Pull every line containing "High" from the entries.

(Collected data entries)

···

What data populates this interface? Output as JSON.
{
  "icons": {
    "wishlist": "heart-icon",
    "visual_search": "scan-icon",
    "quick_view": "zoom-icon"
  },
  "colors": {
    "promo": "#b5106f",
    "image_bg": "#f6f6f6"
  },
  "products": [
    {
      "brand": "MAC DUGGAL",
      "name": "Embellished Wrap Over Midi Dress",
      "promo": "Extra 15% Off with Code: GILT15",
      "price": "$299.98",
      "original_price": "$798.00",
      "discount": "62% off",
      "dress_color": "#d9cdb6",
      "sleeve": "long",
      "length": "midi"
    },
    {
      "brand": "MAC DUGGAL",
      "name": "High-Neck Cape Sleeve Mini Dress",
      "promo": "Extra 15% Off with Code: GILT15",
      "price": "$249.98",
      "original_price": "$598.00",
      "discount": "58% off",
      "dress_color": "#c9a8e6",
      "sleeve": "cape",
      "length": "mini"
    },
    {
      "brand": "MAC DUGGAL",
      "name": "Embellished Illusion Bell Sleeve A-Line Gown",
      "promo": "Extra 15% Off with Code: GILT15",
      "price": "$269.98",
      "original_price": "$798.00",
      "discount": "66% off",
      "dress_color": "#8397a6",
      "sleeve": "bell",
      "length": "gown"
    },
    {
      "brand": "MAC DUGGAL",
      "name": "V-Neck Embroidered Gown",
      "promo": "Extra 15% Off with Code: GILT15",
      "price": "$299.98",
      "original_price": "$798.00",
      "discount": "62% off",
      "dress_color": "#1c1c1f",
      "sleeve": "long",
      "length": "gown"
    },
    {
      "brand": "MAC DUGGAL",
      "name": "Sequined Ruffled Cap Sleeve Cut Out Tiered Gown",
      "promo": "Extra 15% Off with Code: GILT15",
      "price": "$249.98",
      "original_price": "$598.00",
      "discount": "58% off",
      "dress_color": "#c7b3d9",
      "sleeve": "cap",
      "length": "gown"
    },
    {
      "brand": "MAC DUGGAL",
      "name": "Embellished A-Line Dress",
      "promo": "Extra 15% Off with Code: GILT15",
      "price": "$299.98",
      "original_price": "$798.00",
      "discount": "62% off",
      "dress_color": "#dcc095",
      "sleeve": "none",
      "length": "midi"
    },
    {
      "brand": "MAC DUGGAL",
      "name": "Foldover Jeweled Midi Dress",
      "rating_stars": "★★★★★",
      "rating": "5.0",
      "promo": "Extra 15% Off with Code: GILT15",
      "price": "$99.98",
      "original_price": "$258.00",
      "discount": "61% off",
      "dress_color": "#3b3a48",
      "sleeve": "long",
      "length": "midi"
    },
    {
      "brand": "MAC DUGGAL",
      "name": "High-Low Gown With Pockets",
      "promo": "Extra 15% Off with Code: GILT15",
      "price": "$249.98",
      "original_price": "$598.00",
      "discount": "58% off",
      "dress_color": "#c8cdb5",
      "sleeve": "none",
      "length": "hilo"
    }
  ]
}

···

◆ TASK RESPONSE
      "name": "High-Neck Cape Sleeve Mini Dress",
      "name": "High-Low Gown With Pockets",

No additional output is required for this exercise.